==== RECORDS PROVIDED ====

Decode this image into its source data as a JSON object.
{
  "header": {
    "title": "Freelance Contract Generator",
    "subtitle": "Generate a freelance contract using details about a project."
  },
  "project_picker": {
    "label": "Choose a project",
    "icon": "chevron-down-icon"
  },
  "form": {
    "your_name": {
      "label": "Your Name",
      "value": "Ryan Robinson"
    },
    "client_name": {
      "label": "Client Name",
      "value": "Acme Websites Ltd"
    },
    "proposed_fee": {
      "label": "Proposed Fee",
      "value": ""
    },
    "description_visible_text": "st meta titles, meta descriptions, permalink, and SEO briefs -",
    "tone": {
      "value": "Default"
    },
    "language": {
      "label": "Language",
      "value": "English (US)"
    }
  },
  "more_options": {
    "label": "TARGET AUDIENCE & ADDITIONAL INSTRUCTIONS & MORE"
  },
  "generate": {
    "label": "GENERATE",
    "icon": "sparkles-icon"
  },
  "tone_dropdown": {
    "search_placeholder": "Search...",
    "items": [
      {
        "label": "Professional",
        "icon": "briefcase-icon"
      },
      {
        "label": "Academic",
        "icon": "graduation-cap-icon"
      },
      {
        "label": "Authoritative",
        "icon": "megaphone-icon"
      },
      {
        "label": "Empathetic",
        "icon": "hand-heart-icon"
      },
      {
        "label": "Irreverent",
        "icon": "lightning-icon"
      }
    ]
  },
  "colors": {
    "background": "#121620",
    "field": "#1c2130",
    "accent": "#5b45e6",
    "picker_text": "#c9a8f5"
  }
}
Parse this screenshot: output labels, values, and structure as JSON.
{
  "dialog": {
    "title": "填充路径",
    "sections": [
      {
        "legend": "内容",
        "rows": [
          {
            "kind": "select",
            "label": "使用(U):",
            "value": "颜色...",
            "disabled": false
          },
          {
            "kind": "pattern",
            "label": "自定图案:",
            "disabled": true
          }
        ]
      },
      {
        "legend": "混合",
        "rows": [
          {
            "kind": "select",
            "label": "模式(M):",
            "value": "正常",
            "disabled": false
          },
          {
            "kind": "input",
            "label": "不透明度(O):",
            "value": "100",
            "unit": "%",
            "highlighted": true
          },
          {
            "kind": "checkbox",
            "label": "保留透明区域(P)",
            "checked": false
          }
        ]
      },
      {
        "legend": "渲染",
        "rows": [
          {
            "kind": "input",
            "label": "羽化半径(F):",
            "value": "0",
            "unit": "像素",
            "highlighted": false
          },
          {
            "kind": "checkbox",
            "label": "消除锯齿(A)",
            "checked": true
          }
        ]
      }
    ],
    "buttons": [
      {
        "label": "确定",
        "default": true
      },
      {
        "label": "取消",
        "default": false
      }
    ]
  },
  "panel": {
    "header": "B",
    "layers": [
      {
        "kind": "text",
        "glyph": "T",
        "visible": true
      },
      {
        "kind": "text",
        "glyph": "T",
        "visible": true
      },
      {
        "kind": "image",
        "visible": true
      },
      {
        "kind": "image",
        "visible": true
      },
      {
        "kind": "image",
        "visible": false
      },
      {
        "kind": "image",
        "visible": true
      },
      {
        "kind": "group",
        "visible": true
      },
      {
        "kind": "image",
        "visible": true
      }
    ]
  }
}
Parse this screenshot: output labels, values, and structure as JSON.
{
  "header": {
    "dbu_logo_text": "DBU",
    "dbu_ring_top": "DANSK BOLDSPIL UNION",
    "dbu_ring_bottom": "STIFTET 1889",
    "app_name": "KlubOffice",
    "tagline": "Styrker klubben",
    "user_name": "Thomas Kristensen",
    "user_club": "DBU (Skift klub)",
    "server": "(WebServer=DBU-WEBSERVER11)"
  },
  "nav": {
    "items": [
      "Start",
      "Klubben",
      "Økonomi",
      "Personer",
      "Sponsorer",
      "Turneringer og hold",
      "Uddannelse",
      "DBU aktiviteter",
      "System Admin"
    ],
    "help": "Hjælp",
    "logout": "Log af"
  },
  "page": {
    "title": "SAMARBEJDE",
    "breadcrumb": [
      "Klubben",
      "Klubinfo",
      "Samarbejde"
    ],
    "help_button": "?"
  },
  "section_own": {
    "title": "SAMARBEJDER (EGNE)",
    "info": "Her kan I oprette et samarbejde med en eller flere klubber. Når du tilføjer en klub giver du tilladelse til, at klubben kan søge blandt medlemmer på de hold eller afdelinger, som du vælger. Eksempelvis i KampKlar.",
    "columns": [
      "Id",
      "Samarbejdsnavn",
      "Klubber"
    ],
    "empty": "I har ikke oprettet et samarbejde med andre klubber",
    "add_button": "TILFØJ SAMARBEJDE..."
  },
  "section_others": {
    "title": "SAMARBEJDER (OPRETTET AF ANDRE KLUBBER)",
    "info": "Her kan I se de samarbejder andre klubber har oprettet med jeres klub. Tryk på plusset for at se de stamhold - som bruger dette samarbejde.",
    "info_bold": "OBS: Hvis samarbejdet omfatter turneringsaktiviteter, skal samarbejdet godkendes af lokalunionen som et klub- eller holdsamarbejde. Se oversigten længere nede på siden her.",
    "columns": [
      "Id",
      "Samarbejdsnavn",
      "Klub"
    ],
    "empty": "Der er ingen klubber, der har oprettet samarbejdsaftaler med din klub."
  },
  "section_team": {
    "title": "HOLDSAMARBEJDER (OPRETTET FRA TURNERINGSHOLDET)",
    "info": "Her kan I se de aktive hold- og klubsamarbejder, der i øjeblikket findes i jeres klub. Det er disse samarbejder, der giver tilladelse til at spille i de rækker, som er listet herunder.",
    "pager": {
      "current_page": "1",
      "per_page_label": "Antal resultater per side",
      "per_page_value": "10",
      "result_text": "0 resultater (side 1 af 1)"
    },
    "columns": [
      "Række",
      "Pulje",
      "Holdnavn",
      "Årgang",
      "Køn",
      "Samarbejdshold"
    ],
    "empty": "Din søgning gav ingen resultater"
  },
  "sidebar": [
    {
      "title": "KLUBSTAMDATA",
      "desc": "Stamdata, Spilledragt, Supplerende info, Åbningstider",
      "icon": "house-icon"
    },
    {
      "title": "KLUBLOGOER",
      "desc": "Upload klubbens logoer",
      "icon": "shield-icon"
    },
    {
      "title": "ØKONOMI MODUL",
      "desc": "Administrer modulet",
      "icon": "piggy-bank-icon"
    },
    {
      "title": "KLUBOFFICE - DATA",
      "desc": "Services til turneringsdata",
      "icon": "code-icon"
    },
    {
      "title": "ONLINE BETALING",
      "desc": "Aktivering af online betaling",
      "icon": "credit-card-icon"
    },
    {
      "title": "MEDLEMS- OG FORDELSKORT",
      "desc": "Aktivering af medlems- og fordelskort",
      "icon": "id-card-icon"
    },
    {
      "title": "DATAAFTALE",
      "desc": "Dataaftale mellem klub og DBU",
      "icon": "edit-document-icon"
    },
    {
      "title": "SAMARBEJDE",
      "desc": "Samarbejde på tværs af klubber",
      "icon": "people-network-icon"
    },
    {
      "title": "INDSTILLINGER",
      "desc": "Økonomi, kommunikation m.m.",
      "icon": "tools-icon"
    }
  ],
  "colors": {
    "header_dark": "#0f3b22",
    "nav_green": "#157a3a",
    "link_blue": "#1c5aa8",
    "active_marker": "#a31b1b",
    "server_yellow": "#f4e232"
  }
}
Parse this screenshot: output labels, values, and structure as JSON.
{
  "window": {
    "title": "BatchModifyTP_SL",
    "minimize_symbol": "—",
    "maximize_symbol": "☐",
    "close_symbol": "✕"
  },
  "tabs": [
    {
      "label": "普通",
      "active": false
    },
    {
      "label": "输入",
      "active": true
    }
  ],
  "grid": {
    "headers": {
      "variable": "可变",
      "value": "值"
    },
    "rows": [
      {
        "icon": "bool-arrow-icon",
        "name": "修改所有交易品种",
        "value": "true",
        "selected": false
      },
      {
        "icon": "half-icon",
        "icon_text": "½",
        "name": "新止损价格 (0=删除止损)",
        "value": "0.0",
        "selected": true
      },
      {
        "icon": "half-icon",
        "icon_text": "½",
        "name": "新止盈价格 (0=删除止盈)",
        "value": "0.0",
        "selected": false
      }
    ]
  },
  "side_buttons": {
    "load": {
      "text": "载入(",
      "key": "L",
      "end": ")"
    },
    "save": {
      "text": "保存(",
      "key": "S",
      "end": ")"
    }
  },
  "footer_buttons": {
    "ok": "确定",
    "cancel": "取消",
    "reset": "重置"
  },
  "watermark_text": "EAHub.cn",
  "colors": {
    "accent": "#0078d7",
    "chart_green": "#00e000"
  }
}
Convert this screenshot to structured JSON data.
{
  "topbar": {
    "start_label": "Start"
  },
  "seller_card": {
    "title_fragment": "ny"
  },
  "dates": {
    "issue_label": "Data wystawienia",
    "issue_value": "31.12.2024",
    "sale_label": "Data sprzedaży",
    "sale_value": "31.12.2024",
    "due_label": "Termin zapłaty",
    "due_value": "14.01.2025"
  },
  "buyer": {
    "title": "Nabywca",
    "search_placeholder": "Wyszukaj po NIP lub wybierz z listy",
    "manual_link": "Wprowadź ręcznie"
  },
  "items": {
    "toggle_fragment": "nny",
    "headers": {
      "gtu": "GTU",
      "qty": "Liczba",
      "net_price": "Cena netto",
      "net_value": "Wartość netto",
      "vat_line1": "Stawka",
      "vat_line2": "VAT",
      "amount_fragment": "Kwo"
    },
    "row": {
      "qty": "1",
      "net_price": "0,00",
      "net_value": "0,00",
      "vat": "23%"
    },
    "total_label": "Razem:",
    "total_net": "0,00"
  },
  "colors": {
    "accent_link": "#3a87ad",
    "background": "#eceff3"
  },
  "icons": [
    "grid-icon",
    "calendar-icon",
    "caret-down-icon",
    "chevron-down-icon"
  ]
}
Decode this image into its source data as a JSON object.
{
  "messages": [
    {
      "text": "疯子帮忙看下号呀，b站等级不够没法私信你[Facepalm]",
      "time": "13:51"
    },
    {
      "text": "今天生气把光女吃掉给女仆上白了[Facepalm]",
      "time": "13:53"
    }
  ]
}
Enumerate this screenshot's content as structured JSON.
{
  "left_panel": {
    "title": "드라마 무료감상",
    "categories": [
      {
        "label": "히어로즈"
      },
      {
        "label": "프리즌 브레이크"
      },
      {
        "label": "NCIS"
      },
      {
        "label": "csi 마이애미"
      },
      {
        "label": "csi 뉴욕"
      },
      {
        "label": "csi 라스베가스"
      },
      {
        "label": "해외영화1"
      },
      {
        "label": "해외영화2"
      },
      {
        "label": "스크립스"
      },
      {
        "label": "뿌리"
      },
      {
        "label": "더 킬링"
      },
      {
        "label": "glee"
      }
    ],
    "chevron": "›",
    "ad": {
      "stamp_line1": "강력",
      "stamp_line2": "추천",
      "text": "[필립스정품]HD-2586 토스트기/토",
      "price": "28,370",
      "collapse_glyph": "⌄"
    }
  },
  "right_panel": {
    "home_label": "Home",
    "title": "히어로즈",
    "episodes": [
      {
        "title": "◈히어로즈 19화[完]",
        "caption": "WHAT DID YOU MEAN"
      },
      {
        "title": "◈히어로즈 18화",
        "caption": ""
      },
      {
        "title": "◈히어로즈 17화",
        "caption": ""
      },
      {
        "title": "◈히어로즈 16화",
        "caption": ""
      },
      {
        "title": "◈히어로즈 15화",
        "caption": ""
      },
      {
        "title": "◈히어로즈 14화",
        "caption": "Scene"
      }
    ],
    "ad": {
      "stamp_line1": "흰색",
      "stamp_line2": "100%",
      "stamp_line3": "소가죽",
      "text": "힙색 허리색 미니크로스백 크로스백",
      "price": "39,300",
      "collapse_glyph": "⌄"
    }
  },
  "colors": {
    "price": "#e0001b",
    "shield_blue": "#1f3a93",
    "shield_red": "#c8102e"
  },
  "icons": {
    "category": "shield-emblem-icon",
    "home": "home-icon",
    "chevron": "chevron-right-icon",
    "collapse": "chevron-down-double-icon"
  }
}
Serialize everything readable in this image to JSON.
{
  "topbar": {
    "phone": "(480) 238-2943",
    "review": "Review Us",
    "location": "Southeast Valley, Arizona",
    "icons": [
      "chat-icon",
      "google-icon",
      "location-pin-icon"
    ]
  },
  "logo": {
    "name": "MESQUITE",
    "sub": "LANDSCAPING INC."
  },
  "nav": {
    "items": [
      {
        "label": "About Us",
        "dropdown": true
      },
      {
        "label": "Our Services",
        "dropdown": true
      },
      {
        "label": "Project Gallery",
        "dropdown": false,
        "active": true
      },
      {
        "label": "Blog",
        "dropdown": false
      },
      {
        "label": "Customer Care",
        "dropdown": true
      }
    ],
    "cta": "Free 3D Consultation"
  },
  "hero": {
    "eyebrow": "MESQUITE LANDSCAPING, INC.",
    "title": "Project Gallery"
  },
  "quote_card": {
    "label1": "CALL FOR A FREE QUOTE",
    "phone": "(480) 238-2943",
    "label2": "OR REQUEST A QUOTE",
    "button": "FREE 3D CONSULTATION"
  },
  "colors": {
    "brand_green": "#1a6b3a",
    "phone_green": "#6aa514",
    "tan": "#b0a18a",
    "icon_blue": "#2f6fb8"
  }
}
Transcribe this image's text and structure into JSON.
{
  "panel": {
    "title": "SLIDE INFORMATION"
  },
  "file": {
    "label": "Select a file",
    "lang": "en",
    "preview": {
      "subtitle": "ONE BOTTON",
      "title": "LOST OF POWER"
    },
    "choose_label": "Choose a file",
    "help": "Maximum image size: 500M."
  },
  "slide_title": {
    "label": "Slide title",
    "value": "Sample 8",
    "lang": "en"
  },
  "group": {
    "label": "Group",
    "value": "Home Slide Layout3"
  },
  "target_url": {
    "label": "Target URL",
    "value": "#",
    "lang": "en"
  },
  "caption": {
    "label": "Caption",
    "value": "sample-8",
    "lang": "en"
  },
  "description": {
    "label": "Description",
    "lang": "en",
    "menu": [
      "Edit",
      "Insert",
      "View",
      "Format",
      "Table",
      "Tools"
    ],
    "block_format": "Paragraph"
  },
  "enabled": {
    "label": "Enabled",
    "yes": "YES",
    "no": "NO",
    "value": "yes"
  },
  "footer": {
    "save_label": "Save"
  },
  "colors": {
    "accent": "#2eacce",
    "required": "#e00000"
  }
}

====

[TO DO] Take each line of the material that contains the word "empty" and list it.

[COMPLETE ANSWER]
    "empty": "I har ikke oprettet et samarbejde med andre klubber",
    "empty": "Der er ingen klubber, der har oprettet samarbejdsaftaler med din klub."
    "empty": "Din søgning gav ingen resultater"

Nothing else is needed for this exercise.